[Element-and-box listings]
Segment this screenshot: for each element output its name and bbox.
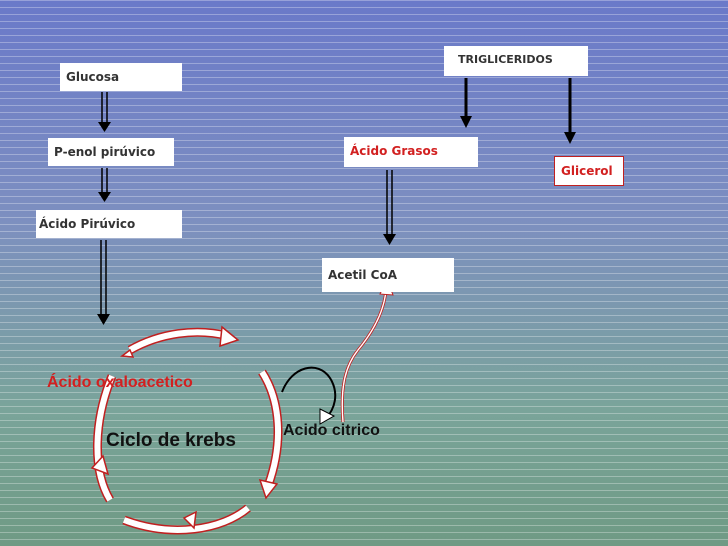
krebs-cycle-arrows <box>90 325 283 535</box>
node-acido-piruvico: Ácido Pirúvico <box>36 210 182 238</box>
arrow-trigliceridos-glicerol <box>564 78 576 144</box>
arrow-trigliceridos-grasos <box>460 78 472 128</box>
node-acetil-coa: Acetil CoA <box>322 258 454 292</box>
node-glucosa: Glucosa <box>60 63 182 91</box>
loop-arrow-citrico <box>281 366 337 425</box>
arrow-grasos-acetil <box>383 170 396 245</box>
arrow-citrico-acetil <box>340 278 394 423</box>
node-glicerol: Glicerol <box>554 156 624 186</box>
label-acido-citrico: Acido citrico <box>283 422 380 439</box>
label-acido-oxaloacetico: Ácido oxaloacetico <box>47 374 193 391</box>
arrow-glucosa-penol <box>98 92 111 132</box>
node-trigliceridos: TRIGLICERIDOS <box>444 46 588 76</box>
node-acido-grasos: Ácido Grasos <box>344 137 478 167</box>
node-p-enol-piruvico: P-enol pirúvico <box>48 138 174 166</box>
arrow-piruvico-cycle <box>97 240 110 325</box>
cycle-title: Ciclo de krebs <box>106 430 236 451</box>
arrow-penol-piruvico <box>98 168 111 202</box>
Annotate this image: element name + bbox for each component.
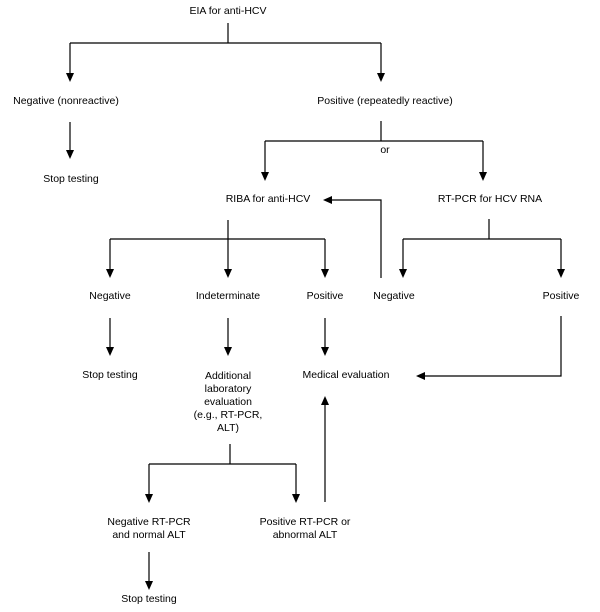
neg-rtpcr-line: Negative RT-PCR [107, 516, 191, 528]
node-eia-negative-stop: Stop testing [43, 173, 99, 185]
arrowhead [224, 269, 232, 278]
node-eia-positive: Positive (repeatedly reactive) [317, 95, 453, 107]
node-additional-evaluation: Additional laboratory evaluation (e.g., … [194, 370, 263, 435]
node-medical-evaluation: Medical evaluation [302, 369, 390, 381]
arrowhead [377, 73, 385, 82]
node-rtpcr-negative: Negative [373, 290, 415, 302]
node-positive-rtpcr-abnormal-alt: Positive RT-PCR or abnormal ALT [260, 516, 351, 542]
node-rtpcr: RT-PCR for HCV RNA [437, 193, 543, 205]
arrowhead [292, 494, 300, 503]
additional-eval-line: Additional [204, 370, 252, 382]
node-eia-negative: Negative (nonreactive) [13, 95, 119, 107]
or-label: or [380, 144, 390, 156]
additional-eval-line: ALT) [217, 422, 239, 434]
arrowhead [106, 347, 114, 356]
arrowhead [321, 347, 329, 356]
arrowhead [323, 196, 332, 204]
arrowhead [145, 494, 153, 503]
node-riba-negative: Negative [89, 290, 131, 302]
arrowhead [106, 269, 114, 278]
node-final-stop: Stop testing [121, 593, 177, 605]
arrowhead [321, 396, 329, 405]
arrowhead [399, 269, 407, 278]
arrowhead [479, 172, 487, 181]
additional-eval-line: laboratory [204, 383, 252, 395]
node-riba-indeterminate: Indeterminate [195, 290, 261, 302]
arrowhead [321, 269, 329, 278]
edge-rtpcr-negative-to-riba [331, 199, 382, 278]
neg-rtpcr-line: and normal ALT [112, 529, 186, 541]
pos-rtpcr-line: abnormal ALT [272, 529, 338, 541]
arrowhead [66, 150, 74, 159]
node-eia: EIA for anti-HCV [189, 5, 267, 17]
arrowhead [261, 172, 269, 181]
node-riba-positive: Positive [306, 290, 344, 302]
node-riba: RIBA for anti-HCV [225, 193, 311, 205]
arrowhead [224, 347, 232, 356]
additional-eval-line: evaluation [204, 396, 252, 408]
edge-rtpcr-positive-to-medical [424, 316, 562, 377]
node-rtpcr-positive: Positive [542, 290, 580, 302]
additional-eval-line: (e.g., RT-PCR, [193, 409, 263, 421]
node-riba-negative-stop: Stop testing [82, 369, 138, 381]
arrowhead [416, 372, 425, 380]
pos-rtpcr-line: Positive RT-PCR or [259, 516, 351, 528]
node-negative-rtpcr-normal-alt: Negative RT-PCR and normal ALT [107, 516, 190, 542]
arrowhead [66, 73, 74, 82]
arrowhead [557, 269, 565, 278]
arrowhead [145, 581, 153, 590]
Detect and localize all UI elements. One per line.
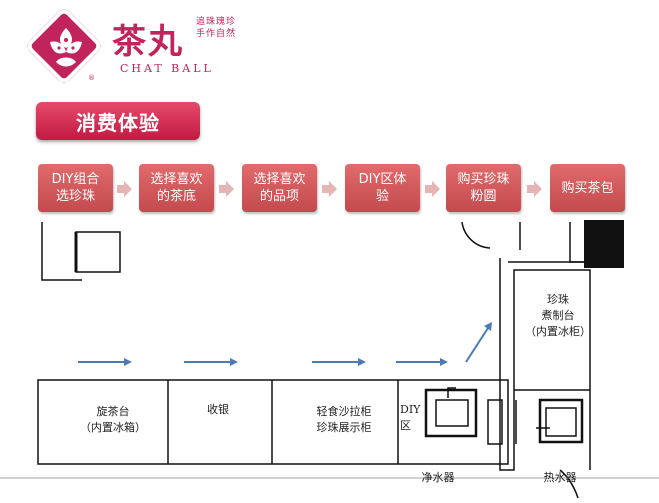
top-right-equipment	[584, 220, 624, 268]
brand-name-en: CHAT BALL	[120, 62, 214, 75]
station-cashier: 收银	[207, 403, 229, 416]
station-pearl-cooking: 珍珠 煮制台 （内置冰柜）	[525, 293, 591, 338]
registered-mark: ®	[88, 74, 95, 82]
station-diy-area: DIY 区	[400, 403, 421, 432]
brand-header: ® 茶丸 CHAT BALL 追珠瑰珍 手作自然	[24, 6, 268, 86]
brand-name-cn: 茶丸	[112, 22, 184, 62]
pearl-cooking-station	[499, 258, 591, 471]
brand-slogan: 追珠瑰珍 手作自然	[196, 17, 237, 39]
service-counter	[37, 379, 509, 465]
wall-outline	[41, 222, 82, 281]
flow-step-buy-tea-bags: 购买茶包	[550, 164, 625, 212]
label-water-heater: 热水器	[543, 471, 577, 484]
flow-step-diy-experience: DIY区体 验	[345, 164, 420, 212]
station-tea-counter: 旋茶台 （内置冰箱）	[80, 405, 146, 434]
process-flow: DIY组合 选珍珠 选择喜欢 的茶底 选择喜欢 的品项 DIY区体 验 购买珍珠…	[0, 0, 659, 220]
upper-left-fixture	[75, 231, 121, 273]
water-heater	[538, 398, 584, 444]
section-title: 消费体验	[36, 102, 200, 140]
flow-step-choose-item: 选择喜欢 的品项	[242, 164, 317, 212]
water-purifier	[487, 399, 503, 445]
flow-arrow-icon	[219, 181, 234, 197]
flow-arrow-icon	[425, 181, 440, 197]
station-salad-pearl-cabinet: 轻食沙拉柜 珍珠展示柜	[316, 405, 372, 434]
flow-arrow-icon	[117, 181, 132, 197]
flow-step-buy-pearl-balls: 购买珍珠 粉圆	[446, 164, 521, 212]
diy-sink	[424, 388, 478, 438]
door-swing	[461, 221, 491, 249]
flow-step-choose-pearls: DIY组合 选珍珠	[38, 164, 113, 212]
tea-leaf-logo-icon	[50, 28, 82, 67]
label-water-purifier: 净水器	[421, 471, 455, 484]
flow-step-choose-tea-base: 选择喜欢 的茶底	[139, 164, 214, 212]
flow-arrow-icon	[527, 181, 542, 197]
flow-arrow-icon	[322, 181, 337, 197]
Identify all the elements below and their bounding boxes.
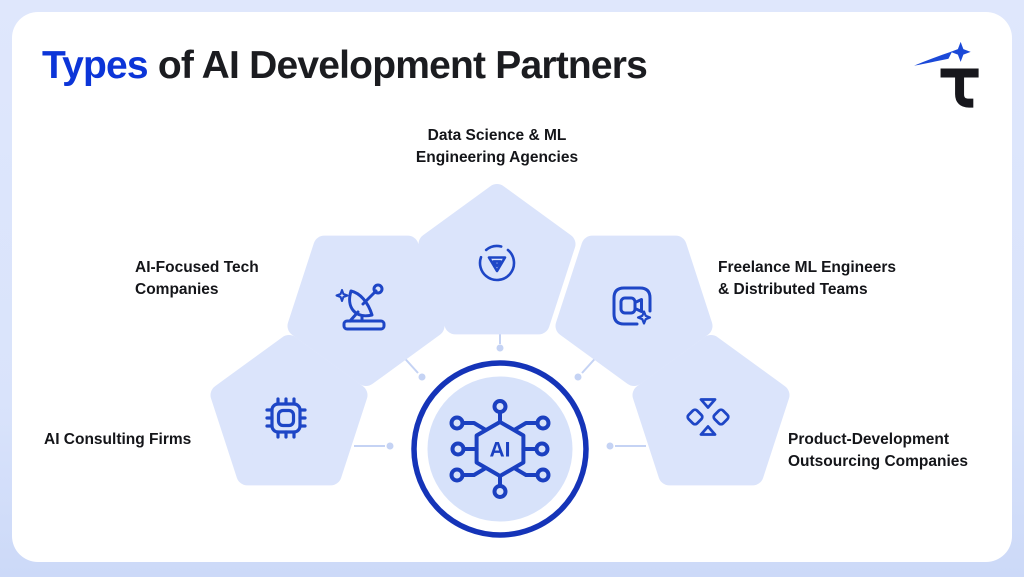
comet-star-icon bbox=[914, 41, 971, 66]
ai-chip-circuit-icon: AI bbox=[449, 399, 551, 499]
connector-lines bbox=[354, 334, 646, 450]
label-ai-focused-tech: AI-Focused Tech Companies bbox=[135, 259, 259, 298]
label-product-outsourcing: Product-Development Outsourcing Companie… bbox=[788, 431, 968, 470]
cpu-chip-icon bbox=[265, 397, 307, 439]
ai-label: AI bbox=[490, 439, 511, 462]
title-rest: of AI Development Partners bbox=[147, 44, 648, 87]
label-ai-consulting: AI Consulting Firms bbox=[44, 431, 192, 448]
satellite-dish-icon bbox=[335, 283, 386, 331]
pentagon-ai-focused-tech bbox=[287, 235, 445, 386]
pentagon-data-science bbox=[418, 184, 576, 335]
label-freelance-ml: Freelance ML Engineers & Distributed Tea… bbox=[718, 259, 897, 298]
label-data-science: Data Science & ML Engineering Agencies bbox=[415, 127, 579, 166]
pentagon-product-outsourcing bbox=[632, 335, 790, 486]
video-camera-sparkle-icon bbox=[612, 286, 652, 326]
center-circle bbox=[411, 360, 589, 538]
target-down-arrow-icon bbox=[478, 244, 516, 282]
modules-icon bbox=[686, 398, 730, 436]
page-title: Types of AI Development Partners bbox=[42, 44, 648, 88]
tau-letterform bbox=[940, 68, 979, 108]
brand-logo bbox=[914, 41, 979, 108]
title-highlight: Types bbox=[42, 44, 149, 87]
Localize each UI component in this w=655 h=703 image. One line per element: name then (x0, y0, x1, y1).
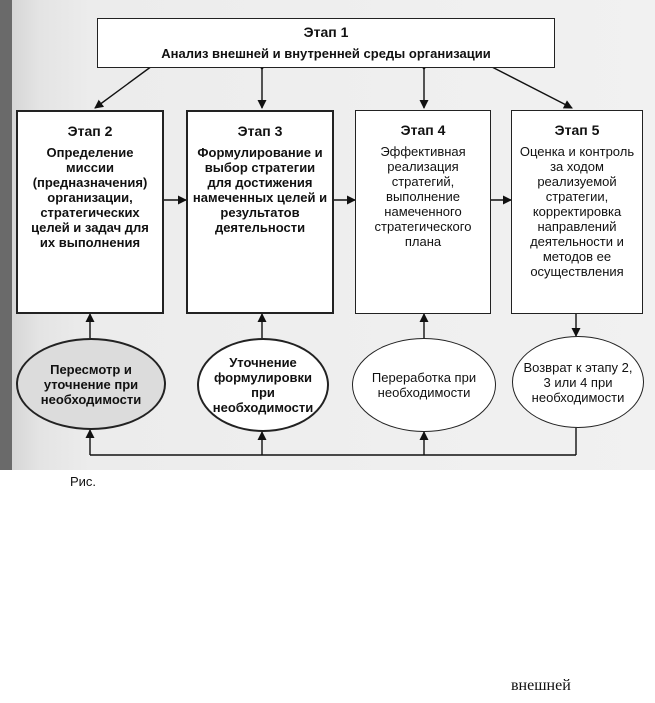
stage2-label: Этап 2 (67, 123, 113, 139)
feedback-ellipse-stage5: Возврат к этапу 2, 3 или 4 при необходим… (512, 336, 644, 428)
feedback-text-stage3: Уточнение формулировки при необходимости (212, 355, 314, 415)
stage4-box: Этап 4 Эффективная реализация стратегий,… (355, 110, 491, 314)
stage5-label: Этап 5 (554, 122, 600, 138)
stage2-box: Этап 2 Определение миссии (предназначени… (16, 110, 164, 314)
page-background (0, 470, 655, 703)
stage2-text: Определение миссии (предназначения) орга… (31, 145, 149, 250)
stray-text: внешней (511, 677, 571, 694)
scan-edge-shadow (0, 0, 12, 470)
figure-caption: Рис. (70, 474, 97, 489)
feedback-text-stage4: Переработка при необходимости (371, 370, 477, 400)
arrow-stage1-stage5 (482, 59, 573, 109)
stage3-box: Этап 3 Формулирование и выбор стратегии … (186, 110, 334, 314)
feedback-text-stage5: Возврат к этапу 2, 3 или 4 при необходим… (523, 359, 633, 405)
feedback-ellipse-stage2: Пересмотр и уточнение при необходимости (16, 338, 166, 430)
feedback-text-stage2: Пересмотр и уточнение при необходимости (40, 361, 142, 407)
stage1-label: Этап 1 (303, 24, 349, 40)
feedback-ellipse-stage3: Уточнение формулировки при необходимости (197, 338, 329, 432)
stage3-text: Формулирование и выбор стратегии для дос… (192, 145, 328, 235)
feedback-ellipse-stage4: Переработка при необходимости (352, 338, 496, 432)
stage3-label: Этап 3 (237, 123, 283, 139)
arrow-stage1-stage2 (94, 57, 162, 109)
stage1-box: Этап 1 Анализ внешней и внутренней среды… (97, 18, 555, 68)
stage5-text: Оценка и контроль за ходом реализуемой с… (519, 144, 635, 279)
stage5-box: Этап 5 Оценка и контроль за ходом реализ… (511, 110, 643, 314)
stage4-label: Этап 4 (400, 122, 446, 138)
stage4-text: Эффективная реализация стратегий, выполн… (374, 144, 472, 249)
stage1-text: Анализ внешней и внутренней среды органи… (161, 46, 491, 61)
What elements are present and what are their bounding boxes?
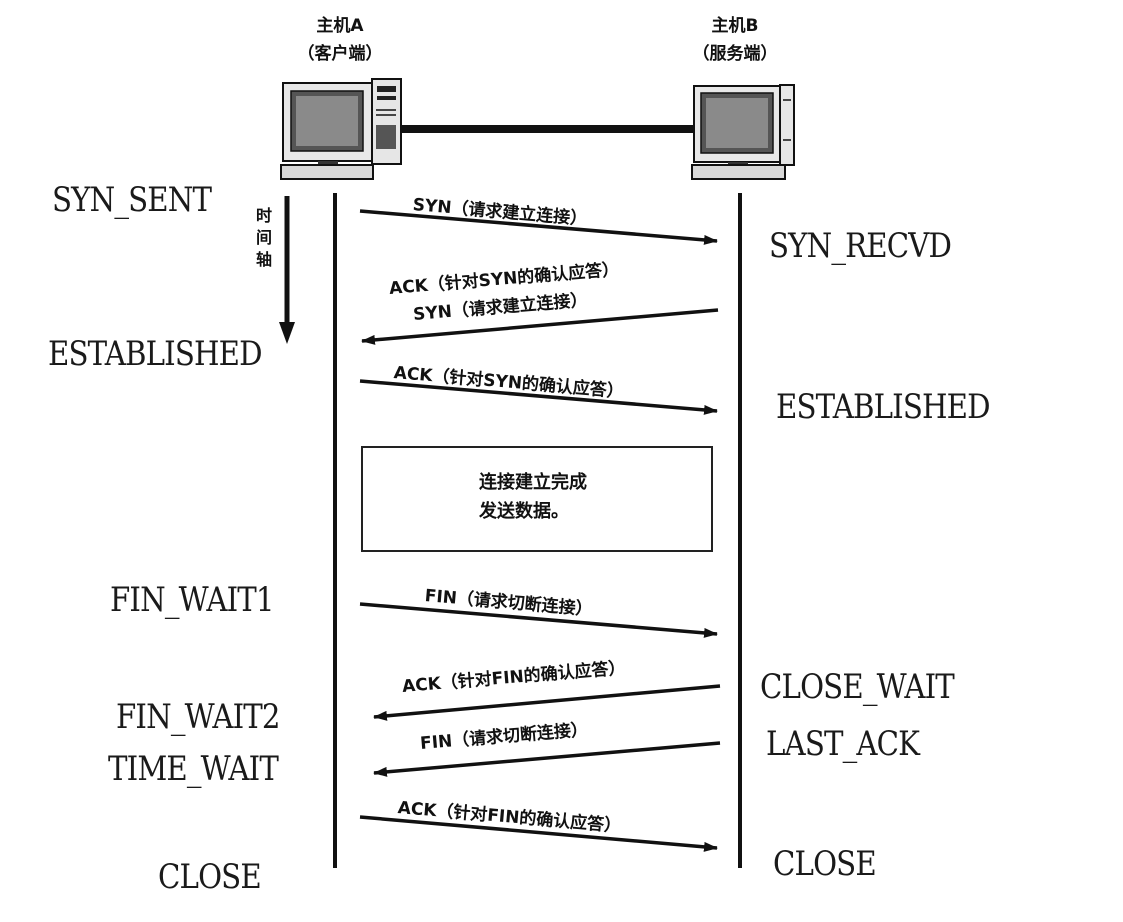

> **Exercise instructions**
Copy the entries above verbatim, starting at the line containing "220, 624, 268]" and ending at the line containing "Identify all the", both included.

> **Answer in full**
top-right-equipment	[584, 220, 624, 268]
brand-name-en: CHAT BALL	[120, 62, 214, 75]
station-cashier: 收银	[207, 403, 229, 416]
station-pearl-cooking: 珍珠 煮制台 （内置冰柜）	[525, 293, 591, 338]
registered-mark: ®	[88, 74, 95, 82]
station-diy-area: DIY 区	[400, 403, 421, 432]
brand-header: ® 茶丸 CHAT BALL 追珠瑰珍 手作自然	[24, 6, 268, 86]
brand-name-cn: 茶丸	[112, 22, 184, 62]
pearl-cooking-station	[499, 258, 591, 471]
brand-slogan: 追珠瑰珍 手作自然	[196, 17, 237, 39]
service-counter	[37, 379, 509, 465]
wall-outline	[41, 222, 82, 281]
flow-step-buy-tea-bags: 购买茶包	[550, 164, 625, 212]
label-water-heater: 热水器	[543, 471, 577, 484]
flow-step-diy-experience: DIY区体 验	[345, 164, 420, 212]
station-tea-counter: 旋茶台 （内置冰箱）	[80, 405, 146, 434]
process-flow: DIY组合 选珍珠 选择喜欢 的茶底 选择喜欢 的品项 DIY区体 验 购买珍珠…	[0, 0, 659, 220]
upper-left-fixture	[75, 231, 121, 273]
water-heater	[538, 398, 584, 444]
section-title: 消费体验	[36, 102, 200, 140]
flow-step-choose-item: 选择喜欢 的品项	[242, 164, 317, 212]
water-purifier	[487, 399, 503, 445]
flow-arrow-icon	[219, 181, 234, 197]
flow-arrow-icon	[425, 181, 440, 197]
station-salad-pearl-cabinet: 轻食沙拉柜 珍珠展示柜	[316, 405, 372, 434]
flow-arrow-icon	[117, 181, 132, 197]
flow-step-buy-pearl-balls: 购买珍珠 粉圆	[446, 164, 521, 212]
diy-sink	[424, 388, 478, 438]
door-swing	[461, 221, 491, 249]
flow-step-choose-pearls: DIY组合 选珍珠	[38, 164, 113, 212]
tea-leaf-logo-icon	[50, 28, 82, 67]
label-water-purifier: 净水器	[421, 471, 455, 484]
flow-step-choose-tea-base: 选择喜欢 的茶底	[139, 164, 214, 212]
flow-arrow-icon	[527, 181, 542, 197]
flow-arrow-icon	[322, 181, 337, 197]
Identify all the elements below and their bounding boxes.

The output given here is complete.